## Data section:
■ ■ ■ ■ ■ ■ ■

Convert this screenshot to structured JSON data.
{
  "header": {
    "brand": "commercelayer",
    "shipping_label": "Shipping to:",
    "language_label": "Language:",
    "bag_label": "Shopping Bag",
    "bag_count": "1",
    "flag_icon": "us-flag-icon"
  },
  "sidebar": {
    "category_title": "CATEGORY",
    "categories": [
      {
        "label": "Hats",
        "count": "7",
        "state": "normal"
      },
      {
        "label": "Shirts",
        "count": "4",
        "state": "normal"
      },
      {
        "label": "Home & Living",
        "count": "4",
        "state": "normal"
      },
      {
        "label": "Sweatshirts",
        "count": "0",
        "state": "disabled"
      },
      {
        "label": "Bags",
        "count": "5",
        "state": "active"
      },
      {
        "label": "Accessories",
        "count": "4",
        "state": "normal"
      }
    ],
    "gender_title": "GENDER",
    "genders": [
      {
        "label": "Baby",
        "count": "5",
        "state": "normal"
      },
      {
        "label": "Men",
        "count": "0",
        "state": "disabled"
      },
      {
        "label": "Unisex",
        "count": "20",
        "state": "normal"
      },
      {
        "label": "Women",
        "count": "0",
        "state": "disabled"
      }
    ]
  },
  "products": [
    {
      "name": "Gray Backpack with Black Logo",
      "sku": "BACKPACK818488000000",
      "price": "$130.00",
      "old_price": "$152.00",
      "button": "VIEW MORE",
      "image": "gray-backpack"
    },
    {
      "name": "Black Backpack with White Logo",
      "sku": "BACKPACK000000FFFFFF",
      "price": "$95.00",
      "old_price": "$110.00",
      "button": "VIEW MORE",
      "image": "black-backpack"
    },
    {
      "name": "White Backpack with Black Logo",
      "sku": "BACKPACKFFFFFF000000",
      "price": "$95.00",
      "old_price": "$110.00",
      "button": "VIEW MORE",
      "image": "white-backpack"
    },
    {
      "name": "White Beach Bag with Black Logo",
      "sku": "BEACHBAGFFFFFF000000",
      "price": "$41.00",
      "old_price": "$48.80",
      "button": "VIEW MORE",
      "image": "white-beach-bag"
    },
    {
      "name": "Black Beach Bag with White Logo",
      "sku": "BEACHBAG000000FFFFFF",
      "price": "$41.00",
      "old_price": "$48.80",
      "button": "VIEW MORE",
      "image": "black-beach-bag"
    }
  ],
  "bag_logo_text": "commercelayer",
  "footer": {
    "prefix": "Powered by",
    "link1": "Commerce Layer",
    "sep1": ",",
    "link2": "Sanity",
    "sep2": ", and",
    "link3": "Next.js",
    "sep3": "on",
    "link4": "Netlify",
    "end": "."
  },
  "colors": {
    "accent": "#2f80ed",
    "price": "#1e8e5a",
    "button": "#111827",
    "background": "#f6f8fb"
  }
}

■ ■ ■ ■ ■ ■ ■

## Set task:
Return the listing above word for word.

## Result:
Convert this screenshot to structured JSON data.
{
  "header": {
    "brand": "commercelayer",
    "shipping_label": "Shipping to:",
    "language_label": "Language:",
    "bag_label": "Shopping Bag",
    "bag_count": "1",
    "flag_icon": "us-flag-icon"
  },
  "sidebar": {
    "category_title": "CATEGORY",
    "categories": [
      {
        "label": "Hats",
        "count": "7",
        "state": "normal"
      },
      {
        "label": "Shirts",
        "count": "4",
        "state": "normal"
      },
      {
        "label": "Home & Living",
        "count": "4",
        "state": "normal"
      },
      {
        "label": "Sweatshirts",
        "count": "0",
        "state": "disabled"
      },
      {
        "label": "Bags",
        "count": "5",
        "state": "active"
      },
      {
        "label": "Accessories",
        "count": "4",
        "state": "normal"
      }
    ],
    "gender_title": "GENDER",
    "genders": [
      {
        "label": "Baby",
        "count": "5",
        "state": "normal"
      },
      {
        "label": "Men",
        "count": "0",
        "state": "disabled"
      },
      {
        "label": "Unisex",
        "count": "20",
        "state": "normal"
      },
      {
        "label": "Women",
        "count": "0",
        "state": "disabled"
      }
    ]
  },
  "products": [
    {
      "name": "Gray Backpack with Black Logo",
      "sku": "BACKPACK818488000000",
      "price": "$130.00",
      "old_price": "$152.00",
      "button": "VIEW MORE",
      "image": "gray-backpack"
    },
    {
      "name": "Black Backpack with White Logo",
      "sku": "BACKPACK000000FFFFFF",
      "price": "$95.00",
      "old_price": "$110.00",
      "button": "VIEW MORE",
      "image": "black-backpack"
    },
    {
      "name": "White Backpack with Black Logo",
      "sku": "BACKPACKFFFFFF000000",
      "price": "$95.00",
      "old_price": "$110.00",
      "button": "VIEW MORE",
      "image": "white-backpack"
    },
    {
      "name": "White Beach Bag with Black Logo",
      "sku": "BEACHBAGFFFFFF000000",
      "price": "$41.00",
      "old_price": "$48.80",
      "button": "VIEW MORE",
      "image": "white-beach-bag"
    },
    {
      "name": "Black Beach Bag with White Logo",
      "sku": "BEACHBAG000000FFFFFF",
      "price": "$41.00",
      "old_price": "$48.80",
      "button": "VIEW MORE",
      "image": "black-beach-bag"
    }
  ],
  "bag_logo_text": "commercelayer",
  "footer": {
    "prefix": "Powered by",
    "link1": "Commerce Layer",
    "sep1": ",",
    "link2": "Sanity",
    "sep2": ", and",
    "link3": "Next.js",
    "sep3": "on",
    "link4": "Netlify",
    "end": "."
  },
  "colors": {
    "accent": "#2f80ed",
    "price": "#1e8e5a",
    "button": "#111827",
    "background": "#f6f8fb"
  }
}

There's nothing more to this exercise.